> Required work
Return the records that follow, matching each one exactly.

> Input rows
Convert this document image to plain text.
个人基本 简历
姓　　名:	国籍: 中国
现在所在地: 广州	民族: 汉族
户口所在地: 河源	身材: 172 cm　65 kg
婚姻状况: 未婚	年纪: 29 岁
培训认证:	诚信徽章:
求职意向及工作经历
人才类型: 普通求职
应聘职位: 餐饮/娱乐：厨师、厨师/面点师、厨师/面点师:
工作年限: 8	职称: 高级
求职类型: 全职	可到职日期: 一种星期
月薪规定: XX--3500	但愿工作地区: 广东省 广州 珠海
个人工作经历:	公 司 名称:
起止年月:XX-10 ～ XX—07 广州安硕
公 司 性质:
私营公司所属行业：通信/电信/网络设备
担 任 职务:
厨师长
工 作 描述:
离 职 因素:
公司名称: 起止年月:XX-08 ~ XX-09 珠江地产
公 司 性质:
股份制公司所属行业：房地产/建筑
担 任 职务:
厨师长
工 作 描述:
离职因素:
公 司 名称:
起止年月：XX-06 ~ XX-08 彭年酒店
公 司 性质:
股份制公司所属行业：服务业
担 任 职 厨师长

> Output of the task
Convert this document image to plain text.
个人基本 简历
姓　　名:	国籍: 中国
现在所在地: 广州	民族: 汉族
户口所在地: 河源	身材: 172 cm　65 kg
婚姻状况: 未婚	年纪: 29 岁
培训认证:	诚信徽章:
求职意向及工作经历
人才类型: 普通求职
应聘职位: 餐饮/娱乐：厨师、厨师/面点师、厨师/面点师:
工作年限: 8	职称: 高级
求职类型: 全职	可到职日期: 一种星期
月薪规定: XX--3500	但愿工作地区: 广东省 广州 珠海
个人工作经历:	公 司 名称:
起止年月:XX-10 ～ XX—07 广州安硕
公 司 性质:
私营公司所属行业：通信/电信/网络设备
担 任 职务:
厨师长
工 作 描述:
离 职 因素:
公司名称: 起止年月:XX-08 ~ XX-09 珠江地产
公 司 性质:
股份制公司所属行业：房地产/建筑
担 任 职务:
厨师长
工 作 描述:
离职因素:
公 司 名称:
起止年月：XX-06 ~ XX-08 彭年酒店
公 司 性质:
股份制公司所属行业：服务业
担 任 职 厨师长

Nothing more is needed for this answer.